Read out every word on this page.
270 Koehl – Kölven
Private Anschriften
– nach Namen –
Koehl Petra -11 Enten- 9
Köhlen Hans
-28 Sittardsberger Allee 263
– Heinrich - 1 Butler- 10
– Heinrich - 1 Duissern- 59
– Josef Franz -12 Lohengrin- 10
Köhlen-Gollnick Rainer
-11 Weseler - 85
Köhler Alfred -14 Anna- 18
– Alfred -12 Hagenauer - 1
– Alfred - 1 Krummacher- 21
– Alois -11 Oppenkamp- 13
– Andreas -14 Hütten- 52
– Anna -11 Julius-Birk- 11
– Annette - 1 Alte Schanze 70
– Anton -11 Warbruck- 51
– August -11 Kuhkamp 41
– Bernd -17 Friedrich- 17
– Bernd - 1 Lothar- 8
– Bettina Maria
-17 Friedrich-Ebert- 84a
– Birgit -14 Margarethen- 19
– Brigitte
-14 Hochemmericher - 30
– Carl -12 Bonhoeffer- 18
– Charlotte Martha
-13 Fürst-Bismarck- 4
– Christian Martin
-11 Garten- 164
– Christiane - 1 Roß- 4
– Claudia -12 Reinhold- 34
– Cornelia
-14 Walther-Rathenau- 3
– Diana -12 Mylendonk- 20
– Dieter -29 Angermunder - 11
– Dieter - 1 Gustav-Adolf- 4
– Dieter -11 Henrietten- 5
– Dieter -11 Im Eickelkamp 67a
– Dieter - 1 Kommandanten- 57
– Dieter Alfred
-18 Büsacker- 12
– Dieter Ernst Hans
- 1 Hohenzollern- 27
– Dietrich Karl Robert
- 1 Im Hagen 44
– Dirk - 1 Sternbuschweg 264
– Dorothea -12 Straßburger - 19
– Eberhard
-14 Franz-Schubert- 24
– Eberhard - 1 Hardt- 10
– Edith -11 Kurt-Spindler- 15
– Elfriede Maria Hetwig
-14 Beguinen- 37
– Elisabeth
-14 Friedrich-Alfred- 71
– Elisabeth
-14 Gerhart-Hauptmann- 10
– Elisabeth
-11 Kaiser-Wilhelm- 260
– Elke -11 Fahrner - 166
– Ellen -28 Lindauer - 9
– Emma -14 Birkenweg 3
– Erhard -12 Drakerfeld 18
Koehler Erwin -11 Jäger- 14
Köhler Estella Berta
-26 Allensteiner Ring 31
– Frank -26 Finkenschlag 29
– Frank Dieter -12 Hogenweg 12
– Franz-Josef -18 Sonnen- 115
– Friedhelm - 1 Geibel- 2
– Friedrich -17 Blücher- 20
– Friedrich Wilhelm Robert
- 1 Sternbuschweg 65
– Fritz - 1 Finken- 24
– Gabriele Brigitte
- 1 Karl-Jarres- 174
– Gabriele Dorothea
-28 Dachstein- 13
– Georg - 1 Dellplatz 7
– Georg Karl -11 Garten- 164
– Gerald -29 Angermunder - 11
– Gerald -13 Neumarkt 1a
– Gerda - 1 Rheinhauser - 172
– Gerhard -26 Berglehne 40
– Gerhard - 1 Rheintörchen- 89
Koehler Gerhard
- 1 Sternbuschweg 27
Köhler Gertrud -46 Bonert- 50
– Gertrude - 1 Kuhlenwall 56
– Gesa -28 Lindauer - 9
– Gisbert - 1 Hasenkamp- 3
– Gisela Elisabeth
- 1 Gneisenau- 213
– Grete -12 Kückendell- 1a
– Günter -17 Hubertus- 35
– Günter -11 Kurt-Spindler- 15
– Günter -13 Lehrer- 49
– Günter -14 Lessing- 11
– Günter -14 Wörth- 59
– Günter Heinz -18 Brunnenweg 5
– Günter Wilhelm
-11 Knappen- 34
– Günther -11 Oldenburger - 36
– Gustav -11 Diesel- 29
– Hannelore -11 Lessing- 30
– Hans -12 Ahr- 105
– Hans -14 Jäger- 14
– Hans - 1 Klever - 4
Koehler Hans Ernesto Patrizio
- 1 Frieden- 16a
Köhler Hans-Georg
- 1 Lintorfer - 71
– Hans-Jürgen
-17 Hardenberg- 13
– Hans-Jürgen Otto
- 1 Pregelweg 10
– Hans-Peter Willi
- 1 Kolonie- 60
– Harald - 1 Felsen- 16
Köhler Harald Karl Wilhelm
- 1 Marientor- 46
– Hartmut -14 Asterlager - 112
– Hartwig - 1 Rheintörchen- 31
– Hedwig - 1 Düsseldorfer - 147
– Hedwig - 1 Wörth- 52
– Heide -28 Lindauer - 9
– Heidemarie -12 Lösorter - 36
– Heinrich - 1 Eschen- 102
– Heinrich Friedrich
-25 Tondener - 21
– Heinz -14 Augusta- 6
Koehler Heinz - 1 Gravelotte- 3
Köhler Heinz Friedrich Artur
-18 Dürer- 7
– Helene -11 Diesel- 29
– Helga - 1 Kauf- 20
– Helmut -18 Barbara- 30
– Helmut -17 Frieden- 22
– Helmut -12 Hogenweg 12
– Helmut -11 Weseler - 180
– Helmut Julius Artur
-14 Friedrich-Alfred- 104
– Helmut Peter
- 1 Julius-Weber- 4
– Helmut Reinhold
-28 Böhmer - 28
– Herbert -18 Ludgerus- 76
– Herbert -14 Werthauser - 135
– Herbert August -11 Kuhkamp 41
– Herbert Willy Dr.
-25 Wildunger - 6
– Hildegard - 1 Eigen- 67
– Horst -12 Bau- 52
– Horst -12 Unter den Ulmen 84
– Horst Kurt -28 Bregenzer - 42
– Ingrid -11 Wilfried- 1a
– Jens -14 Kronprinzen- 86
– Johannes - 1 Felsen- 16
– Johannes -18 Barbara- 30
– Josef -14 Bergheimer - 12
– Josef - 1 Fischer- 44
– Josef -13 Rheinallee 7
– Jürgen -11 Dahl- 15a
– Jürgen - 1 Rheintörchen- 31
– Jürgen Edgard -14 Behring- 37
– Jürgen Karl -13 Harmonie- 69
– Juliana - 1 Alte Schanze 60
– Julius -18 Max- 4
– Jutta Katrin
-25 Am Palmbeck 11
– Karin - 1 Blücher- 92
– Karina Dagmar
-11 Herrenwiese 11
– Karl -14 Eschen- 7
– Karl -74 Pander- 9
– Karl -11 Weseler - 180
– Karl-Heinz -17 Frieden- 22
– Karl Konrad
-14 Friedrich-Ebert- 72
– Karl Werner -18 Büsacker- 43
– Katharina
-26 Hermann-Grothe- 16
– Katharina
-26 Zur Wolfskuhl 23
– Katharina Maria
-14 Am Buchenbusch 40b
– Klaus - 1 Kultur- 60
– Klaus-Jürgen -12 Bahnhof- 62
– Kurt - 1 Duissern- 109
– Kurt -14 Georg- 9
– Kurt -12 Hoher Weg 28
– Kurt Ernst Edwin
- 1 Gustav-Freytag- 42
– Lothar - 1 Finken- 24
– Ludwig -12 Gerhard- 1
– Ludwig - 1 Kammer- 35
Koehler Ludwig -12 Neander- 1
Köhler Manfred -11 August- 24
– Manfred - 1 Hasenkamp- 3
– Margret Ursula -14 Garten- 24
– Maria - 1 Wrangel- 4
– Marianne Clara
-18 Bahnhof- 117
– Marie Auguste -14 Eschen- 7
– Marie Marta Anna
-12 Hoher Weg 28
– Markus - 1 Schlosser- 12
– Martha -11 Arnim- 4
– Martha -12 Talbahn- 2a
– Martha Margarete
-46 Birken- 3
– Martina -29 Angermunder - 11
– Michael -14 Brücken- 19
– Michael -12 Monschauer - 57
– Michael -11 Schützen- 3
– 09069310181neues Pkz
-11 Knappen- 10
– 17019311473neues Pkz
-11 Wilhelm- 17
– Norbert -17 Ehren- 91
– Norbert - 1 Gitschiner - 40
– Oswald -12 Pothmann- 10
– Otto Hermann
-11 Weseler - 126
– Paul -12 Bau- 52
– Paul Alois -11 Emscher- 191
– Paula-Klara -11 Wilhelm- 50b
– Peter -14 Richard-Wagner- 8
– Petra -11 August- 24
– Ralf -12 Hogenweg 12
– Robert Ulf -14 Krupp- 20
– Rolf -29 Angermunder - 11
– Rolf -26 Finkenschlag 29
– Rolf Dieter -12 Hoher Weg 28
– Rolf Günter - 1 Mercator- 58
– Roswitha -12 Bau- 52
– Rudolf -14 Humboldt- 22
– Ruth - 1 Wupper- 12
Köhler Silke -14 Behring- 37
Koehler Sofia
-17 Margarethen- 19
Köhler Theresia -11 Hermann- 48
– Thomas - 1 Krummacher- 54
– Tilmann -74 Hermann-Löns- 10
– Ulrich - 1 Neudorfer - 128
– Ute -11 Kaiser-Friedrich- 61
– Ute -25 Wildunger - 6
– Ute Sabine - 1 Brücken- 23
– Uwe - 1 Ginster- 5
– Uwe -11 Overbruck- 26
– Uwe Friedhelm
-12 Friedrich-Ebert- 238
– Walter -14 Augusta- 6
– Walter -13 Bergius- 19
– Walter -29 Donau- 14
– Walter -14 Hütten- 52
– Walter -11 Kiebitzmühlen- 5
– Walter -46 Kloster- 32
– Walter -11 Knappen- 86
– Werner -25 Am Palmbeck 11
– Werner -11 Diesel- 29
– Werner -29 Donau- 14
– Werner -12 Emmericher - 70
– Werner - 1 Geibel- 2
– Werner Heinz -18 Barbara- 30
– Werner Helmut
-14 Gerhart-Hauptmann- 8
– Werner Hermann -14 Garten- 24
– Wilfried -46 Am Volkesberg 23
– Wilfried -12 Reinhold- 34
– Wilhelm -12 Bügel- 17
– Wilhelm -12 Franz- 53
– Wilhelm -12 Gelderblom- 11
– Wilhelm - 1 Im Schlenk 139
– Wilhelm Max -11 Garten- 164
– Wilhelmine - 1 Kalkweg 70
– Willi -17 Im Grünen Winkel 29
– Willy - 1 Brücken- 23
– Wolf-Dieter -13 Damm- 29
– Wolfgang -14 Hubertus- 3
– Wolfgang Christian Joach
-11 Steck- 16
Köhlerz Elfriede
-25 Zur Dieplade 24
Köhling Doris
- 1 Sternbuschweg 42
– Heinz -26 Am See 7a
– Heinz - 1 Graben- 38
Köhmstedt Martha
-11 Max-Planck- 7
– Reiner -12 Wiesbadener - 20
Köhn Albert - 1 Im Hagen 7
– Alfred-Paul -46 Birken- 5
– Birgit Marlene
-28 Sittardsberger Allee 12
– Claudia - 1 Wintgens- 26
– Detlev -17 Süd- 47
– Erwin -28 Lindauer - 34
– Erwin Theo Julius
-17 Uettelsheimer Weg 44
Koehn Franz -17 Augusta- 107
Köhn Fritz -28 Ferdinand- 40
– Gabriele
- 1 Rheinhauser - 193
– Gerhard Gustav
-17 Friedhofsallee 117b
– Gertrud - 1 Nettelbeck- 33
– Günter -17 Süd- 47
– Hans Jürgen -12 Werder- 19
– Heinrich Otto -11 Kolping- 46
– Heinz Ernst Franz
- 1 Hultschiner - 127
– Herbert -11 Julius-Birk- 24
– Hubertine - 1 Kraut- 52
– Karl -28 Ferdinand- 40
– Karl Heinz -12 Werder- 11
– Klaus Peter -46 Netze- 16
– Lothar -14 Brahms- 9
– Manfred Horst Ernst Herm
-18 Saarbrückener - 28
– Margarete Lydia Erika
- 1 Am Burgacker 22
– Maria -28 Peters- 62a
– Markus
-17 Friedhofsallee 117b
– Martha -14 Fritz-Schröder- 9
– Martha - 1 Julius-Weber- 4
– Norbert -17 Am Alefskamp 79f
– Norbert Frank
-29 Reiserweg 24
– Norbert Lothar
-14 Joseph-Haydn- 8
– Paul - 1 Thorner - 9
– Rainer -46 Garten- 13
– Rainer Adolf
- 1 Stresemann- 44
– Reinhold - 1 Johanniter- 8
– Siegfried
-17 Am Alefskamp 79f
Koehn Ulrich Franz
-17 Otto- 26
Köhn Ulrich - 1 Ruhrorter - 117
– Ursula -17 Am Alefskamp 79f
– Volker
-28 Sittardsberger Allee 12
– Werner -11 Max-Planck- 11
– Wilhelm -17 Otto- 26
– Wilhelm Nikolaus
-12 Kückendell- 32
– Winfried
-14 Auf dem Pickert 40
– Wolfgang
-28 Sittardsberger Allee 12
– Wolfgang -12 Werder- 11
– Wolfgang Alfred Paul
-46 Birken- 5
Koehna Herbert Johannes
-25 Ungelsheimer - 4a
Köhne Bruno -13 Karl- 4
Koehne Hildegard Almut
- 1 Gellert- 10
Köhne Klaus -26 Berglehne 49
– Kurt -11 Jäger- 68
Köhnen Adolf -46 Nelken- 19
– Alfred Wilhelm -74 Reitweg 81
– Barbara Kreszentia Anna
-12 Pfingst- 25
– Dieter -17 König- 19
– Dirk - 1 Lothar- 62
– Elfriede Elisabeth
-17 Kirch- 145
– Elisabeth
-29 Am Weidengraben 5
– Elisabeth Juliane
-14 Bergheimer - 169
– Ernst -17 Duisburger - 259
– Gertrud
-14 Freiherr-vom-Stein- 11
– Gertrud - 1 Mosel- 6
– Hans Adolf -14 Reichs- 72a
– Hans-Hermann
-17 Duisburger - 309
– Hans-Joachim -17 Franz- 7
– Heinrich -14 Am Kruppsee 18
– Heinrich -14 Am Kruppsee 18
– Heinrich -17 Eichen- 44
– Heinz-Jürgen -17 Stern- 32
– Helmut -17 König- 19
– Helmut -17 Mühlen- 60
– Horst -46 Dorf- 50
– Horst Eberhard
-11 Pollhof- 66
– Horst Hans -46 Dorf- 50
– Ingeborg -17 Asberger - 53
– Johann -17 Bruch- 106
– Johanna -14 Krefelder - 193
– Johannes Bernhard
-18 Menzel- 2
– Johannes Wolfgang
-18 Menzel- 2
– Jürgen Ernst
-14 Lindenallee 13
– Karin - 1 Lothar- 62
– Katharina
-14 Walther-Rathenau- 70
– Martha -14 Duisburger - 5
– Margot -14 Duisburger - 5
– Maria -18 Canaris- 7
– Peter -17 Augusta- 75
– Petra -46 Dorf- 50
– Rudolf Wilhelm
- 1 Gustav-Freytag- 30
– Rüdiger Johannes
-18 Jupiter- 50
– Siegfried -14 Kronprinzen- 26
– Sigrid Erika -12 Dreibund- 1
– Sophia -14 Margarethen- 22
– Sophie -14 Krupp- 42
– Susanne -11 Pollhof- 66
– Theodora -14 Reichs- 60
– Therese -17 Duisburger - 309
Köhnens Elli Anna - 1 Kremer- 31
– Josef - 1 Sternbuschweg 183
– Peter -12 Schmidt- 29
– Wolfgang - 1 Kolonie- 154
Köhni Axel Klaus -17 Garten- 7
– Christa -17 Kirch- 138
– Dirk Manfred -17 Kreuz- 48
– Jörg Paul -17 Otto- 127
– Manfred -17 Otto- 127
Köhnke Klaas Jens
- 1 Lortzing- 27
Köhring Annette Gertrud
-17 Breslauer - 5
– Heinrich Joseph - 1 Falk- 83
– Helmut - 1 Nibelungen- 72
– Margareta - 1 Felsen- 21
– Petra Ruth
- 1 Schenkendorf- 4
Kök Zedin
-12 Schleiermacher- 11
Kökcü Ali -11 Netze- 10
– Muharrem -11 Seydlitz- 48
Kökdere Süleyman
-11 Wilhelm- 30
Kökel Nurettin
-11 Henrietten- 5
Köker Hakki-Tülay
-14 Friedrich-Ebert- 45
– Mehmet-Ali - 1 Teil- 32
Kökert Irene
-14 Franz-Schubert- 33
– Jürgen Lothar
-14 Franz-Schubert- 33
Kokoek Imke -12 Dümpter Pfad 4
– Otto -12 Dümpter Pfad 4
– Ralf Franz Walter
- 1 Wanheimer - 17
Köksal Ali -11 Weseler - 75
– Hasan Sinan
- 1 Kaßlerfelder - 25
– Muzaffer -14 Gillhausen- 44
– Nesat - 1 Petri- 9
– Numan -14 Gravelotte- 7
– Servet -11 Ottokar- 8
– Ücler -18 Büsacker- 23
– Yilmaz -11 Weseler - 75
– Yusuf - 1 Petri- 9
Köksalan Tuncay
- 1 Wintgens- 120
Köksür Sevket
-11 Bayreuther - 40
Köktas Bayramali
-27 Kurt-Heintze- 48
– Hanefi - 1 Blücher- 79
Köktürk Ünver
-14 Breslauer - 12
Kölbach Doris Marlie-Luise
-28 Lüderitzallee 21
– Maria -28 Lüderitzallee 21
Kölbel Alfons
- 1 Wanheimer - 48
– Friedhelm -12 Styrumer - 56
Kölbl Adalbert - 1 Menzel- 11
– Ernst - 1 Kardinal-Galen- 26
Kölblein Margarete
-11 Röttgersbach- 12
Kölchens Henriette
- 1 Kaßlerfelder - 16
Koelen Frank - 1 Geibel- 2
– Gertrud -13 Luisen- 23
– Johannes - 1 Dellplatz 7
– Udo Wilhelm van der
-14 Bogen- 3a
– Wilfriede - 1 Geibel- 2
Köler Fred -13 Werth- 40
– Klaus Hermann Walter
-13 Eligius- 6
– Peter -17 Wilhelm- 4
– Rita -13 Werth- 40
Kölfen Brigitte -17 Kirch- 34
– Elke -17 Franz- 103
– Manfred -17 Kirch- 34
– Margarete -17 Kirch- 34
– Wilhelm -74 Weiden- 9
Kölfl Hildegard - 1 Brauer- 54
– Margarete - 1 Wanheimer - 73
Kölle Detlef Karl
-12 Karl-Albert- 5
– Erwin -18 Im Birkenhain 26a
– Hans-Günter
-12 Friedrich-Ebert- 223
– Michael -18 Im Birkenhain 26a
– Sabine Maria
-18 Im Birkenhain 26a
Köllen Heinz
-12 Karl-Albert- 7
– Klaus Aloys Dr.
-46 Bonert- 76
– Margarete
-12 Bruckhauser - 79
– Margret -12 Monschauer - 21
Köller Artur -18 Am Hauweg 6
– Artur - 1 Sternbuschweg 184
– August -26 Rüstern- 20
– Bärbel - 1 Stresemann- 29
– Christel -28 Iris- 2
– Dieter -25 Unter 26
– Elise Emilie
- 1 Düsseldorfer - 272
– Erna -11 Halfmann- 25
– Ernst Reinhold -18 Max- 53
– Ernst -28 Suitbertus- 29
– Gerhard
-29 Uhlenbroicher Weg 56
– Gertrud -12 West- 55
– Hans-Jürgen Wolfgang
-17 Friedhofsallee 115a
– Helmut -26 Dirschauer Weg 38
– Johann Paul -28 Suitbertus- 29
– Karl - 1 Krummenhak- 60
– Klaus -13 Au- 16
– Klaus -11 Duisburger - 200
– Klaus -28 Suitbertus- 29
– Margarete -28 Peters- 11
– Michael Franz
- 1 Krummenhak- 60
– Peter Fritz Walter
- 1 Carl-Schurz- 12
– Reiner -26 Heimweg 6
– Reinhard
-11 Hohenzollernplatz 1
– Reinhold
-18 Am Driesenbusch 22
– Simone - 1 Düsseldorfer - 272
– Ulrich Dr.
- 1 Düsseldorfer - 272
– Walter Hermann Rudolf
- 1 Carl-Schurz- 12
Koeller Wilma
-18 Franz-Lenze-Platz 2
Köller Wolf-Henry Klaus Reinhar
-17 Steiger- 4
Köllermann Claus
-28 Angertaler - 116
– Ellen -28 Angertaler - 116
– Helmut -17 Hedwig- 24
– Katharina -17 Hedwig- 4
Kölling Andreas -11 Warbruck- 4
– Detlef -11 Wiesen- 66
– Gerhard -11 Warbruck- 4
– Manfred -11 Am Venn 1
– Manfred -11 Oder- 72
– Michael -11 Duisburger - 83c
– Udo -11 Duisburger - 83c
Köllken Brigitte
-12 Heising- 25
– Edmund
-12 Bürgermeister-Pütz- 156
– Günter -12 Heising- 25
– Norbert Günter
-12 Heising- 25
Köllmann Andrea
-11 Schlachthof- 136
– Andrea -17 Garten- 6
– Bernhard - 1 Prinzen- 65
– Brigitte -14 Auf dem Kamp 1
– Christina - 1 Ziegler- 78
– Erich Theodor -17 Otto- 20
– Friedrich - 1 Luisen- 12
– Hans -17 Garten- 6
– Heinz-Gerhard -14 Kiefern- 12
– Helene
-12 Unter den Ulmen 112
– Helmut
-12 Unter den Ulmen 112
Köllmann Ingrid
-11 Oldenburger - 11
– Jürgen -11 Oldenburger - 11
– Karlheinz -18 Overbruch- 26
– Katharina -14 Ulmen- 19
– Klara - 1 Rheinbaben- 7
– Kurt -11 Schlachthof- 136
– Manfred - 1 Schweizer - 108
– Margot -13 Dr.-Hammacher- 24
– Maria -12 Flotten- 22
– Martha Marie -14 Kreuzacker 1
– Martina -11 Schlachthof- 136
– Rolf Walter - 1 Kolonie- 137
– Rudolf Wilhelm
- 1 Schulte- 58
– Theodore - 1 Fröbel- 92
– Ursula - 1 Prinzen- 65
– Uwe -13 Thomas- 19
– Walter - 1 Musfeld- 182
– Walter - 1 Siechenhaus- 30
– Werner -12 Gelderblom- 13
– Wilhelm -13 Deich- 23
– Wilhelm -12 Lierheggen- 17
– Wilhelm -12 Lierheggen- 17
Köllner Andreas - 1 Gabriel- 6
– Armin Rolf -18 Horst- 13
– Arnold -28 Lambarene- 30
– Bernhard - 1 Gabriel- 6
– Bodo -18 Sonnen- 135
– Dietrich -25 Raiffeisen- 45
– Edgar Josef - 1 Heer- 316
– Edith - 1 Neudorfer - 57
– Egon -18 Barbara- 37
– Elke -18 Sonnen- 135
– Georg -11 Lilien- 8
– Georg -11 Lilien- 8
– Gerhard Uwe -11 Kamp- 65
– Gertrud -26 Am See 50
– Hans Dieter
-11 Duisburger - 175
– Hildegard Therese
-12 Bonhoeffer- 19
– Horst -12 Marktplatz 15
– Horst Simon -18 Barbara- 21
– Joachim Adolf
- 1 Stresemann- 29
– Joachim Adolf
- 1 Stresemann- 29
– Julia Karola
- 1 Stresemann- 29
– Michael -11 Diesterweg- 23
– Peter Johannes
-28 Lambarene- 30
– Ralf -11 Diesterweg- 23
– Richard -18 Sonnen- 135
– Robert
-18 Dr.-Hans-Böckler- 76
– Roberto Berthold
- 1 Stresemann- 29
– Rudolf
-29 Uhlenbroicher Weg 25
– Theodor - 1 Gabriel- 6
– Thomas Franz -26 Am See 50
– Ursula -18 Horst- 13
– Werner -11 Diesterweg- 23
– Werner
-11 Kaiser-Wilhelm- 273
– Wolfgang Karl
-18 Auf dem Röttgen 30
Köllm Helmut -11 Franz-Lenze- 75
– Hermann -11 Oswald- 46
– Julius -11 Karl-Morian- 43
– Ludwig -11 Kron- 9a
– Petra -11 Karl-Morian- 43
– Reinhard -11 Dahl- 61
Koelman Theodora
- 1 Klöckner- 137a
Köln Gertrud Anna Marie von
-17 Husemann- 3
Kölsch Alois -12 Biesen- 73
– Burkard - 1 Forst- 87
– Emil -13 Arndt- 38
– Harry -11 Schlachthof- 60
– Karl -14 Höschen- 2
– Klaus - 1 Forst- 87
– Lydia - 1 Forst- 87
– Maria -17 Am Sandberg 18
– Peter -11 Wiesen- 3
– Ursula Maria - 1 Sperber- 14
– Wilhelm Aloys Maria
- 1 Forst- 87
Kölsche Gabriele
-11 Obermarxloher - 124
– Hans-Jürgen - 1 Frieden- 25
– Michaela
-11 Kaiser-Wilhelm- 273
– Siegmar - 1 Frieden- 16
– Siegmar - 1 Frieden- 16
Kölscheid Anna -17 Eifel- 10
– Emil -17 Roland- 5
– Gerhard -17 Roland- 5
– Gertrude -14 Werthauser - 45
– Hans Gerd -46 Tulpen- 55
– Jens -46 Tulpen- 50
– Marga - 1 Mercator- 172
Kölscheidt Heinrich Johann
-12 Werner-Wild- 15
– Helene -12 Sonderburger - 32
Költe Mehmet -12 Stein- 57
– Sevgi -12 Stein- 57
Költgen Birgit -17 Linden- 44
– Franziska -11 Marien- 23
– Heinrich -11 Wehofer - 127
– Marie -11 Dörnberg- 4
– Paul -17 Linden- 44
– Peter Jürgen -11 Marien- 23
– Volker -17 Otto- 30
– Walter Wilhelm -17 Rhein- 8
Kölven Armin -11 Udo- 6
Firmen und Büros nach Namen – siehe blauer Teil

★ ★ ★ ★ ★ ★ ★

__Given instruction__
Pick out all lines containing the string "Forst".

__Final result__
– Burkard - 1 Forst- 87
– Klaus - 1 Forst- 87
– Lydia - 1 Forst- 87
- 1 Forst- 87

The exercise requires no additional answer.